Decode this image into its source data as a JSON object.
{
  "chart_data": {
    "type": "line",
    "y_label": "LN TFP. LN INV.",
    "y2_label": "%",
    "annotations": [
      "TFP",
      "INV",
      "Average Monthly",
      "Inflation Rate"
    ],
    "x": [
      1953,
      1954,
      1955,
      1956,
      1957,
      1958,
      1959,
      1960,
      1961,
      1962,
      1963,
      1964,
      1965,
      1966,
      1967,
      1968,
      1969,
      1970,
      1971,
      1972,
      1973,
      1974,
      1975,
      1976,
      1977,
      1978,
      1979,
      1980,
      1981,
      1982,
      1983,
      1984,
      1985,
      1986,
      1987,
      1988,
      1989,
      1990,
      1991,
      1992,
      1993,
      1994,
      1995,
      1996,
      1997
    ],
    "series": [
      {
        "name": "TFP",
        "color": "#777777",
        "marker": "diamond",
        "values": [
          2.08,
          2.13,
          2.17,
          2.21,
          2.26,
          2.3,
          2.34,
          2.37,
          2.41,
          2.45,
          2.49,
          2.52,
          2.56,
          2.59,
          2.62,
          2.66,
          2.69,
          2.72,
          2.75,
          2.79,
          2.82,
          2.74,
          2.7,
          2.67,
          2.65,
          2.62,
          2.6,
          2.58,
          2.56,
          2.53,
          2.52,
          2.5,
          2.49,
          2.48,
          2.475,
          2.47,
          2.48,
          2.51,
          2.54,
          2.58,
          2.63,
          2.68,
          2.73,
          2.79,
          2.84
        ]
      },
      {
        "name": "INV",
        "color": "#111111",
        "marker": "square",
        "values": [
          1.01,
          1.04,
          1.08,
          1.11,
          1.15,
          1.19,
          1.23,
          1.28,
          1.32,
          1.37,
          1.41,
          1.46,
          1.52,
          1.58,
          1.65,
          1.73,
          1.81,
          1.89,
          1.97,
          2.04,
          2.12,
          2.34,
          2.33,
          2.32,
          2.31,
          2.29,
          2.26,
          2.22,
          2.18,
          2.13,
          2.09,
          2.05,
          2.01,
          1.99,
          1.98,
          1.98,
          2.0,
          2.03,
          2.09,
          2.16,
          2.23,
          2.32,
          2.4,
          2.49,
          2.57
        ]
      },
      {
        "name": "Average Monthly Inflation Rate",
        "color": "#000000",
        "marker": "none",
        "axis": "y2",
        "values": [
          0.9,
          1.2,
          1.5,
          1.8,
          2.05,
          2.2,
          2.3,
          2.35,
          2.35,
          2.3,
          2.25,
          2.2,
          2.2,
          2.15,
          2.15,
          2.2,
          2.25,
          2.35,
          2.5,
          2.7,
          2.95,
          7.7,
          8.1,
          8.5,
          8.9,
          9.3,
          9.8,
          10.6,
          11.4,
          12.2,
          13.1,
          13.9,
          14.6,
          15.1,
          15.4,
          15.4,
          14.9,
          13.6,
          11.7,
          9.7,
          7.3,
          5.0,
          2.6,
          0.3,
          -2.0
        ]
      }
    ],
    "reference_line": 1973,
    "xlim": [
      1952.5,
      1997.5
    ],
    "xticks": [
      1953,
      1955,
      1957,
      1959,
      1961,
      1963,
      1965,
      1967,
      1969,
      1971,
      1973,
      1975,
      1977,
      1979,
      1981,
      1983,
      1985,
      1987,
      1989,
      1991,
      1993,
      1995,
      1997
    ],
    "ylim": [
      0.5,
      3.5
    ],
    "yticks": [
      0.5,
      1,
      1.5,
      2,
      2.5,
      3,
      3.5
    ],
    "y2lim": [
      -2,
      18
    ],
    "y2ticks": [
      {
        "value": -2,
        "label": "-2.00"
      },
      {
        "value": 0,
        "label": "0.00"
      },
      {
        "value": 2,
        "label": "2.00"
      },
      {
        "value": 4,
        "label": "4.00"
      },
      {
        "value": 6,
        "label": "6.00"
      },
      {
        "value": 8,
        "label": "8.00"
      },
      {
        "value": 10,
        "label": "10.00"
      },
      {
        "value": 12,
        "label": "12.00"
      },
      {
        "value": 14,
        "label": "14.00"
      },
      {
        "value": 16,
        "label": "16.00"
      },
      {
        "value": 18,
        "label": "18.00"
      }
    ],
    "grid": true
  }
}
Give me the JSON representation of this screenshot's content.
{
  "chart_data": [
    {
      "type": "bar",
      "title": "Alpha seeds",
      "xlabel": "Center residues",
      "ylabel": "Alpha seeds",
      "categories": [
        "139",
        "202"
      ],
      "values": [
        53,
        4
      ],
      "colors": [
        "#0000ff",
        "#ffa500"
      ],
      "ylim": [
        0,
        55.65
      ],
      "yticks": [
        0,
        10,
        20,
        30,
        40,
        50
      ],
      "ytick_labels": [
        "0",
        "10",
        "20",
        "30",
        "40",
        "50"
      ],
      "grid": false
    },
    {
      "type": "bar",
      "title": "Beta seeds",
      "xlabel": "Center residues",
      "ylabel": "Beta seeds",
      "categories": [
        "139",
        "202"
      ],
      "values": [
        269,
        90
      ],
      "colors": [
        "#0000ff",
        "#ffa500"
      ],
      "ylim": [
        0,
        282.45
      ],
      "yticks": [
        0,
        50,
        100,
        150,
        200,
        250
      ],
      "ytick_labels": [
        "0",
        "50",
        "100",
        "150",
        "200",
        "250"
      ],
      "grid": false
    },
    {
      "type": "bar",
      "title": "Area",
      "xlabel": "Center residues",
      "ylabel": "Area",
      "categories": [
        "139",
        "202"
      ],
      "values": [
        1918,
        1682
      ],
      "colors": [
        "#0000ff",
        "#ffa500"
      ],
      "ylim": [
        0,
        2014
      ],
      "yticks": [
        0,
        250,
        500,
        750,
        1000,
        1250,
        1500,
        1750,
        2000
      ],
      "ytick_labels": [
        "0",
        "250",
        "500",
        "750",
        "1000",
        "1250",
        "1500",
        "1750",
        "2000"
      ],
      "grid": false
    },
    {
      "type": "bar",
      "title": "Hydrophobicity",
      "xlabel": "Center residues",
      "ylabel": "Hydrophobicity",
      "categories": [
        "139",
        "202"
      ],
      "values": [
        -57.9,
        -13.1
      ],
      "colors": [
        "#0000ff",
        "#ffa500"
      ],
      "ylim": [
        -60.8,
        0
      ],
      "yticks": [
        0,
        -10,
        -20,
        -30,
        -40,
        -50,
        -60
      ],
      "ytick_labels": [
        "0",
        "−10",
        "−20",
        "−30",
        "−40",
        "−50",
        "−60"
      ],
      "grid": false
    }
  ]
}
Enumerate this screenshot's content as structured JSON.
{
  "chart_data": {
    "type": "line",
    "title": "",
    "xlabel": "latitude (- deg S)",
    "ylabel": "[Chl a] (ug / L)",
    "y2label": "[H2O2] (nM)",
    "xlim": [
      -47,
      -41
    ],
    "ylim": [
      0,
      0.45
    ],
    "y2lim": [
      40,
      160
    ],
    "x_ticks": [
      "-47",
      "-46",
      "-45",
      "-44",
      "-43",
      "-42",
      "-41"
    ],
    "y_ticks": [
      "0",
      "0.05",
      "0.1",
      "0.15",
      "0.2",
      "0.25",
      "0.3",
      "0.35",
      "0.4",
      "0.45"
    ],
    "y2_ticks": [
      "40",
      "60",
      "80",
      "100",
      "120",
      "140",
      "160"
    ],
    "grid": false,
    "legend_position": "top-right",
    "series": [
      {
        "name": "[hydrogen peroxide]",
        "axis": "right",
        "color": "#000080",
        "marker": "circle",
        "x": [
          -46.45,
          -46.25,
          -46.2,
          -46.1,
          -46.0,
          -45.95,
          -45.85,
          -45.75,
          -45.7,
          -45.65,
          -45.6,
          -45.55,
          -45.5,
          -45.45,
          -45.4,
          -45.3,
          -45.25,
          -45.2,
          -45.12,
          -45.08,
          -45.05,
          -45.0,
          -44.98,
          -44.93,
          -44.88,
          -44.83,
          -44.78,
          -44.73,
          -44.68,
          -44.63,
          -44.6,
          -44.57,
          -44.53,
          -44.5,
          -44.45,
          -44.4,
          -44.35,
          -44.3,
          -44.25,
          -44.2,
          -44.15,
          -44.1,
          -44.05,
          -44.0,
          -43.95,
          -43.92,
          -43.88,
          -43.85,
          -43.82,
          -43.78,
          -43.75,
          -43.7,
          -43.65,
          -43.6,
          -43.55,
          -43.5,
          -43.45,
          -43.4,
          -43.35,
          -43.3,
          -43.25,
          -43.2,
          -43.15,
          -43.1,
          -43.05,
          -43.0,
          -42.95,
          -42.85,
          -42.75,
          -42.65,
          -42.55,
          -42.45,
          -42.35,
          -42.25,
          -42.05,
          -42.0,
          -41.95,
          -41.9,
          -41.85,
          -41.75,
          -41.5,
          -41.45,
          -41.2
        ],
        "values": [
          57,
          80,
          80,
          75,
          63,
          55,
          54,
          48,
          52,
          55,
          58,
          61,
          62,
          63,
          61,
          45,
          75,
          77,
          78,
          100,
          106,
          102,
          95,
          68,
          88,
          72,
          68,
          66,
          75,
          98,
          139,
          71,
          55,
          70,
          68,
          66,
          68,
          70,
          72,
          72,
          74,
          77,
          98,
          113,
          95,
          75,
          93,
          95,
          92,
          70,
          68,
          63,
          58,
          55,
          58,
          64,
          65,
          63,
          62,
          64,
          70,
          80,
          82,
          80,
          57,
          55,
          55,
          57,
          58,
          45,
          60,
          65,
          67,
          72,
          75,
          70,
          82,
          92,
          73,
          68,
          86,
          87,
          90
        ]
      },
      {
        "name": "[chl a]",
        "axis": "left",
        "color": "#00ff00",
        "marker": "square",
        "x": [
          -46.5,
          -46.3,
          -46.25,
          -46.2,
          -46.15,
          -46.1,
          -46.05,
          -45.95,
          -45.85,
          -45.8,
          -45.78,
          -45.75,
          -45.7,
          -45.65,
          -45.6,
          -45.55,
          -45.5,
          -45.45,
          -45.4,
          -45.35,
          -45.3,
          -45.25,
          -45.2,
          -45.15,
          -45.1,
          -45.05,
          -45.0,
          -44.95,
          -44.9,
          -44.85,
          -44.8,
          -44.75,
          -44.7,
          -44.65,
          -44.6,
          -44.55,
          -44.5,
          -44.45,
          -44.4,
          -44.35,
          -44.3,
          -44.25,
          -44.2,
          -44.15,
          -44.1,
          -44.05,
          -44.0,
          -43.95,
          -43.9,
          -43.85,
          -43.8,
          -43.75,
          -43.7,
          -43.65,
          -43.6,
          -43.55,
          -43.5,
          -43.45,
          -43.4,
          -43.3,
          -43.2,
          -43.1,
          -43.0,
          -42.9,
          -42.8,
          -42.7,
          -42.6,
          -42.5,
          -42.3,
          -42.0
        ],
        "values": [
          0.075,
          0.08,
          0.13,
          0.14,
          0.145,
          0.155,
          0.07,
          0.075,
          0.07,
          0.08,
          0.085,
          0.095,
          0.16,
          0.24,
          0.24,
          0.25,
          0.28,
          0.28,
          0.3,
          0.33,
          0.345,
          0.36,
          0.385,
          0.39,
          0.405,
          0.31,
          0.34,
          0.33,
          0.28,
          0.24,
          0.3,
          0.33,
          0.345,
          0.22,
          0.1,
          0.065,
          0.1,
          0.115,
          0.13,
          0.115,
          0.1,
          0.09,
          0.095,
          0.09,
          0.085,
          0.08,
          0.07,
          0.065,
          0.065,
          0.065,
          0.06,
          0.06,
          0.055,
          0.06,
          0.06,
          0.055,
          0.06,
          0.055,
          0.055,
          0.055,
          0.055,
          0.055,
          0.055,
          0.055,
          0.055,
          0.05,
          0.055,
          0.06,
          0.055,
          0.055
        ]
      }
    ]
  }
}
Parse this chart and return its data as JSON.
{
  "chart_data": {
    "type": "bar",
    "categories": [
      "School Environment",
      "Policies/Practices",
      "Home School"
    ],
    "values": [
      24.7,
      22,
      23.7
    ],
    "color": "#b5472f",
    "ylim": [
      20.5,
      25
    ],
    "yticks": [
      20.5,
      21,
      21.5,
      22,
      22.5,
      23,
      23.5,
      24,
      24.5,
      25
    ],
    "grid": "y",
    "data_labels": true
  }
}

+===+

## Requirement
Say how many lines contain the string "screenshot", giving nothing but the count.

## Complete output
2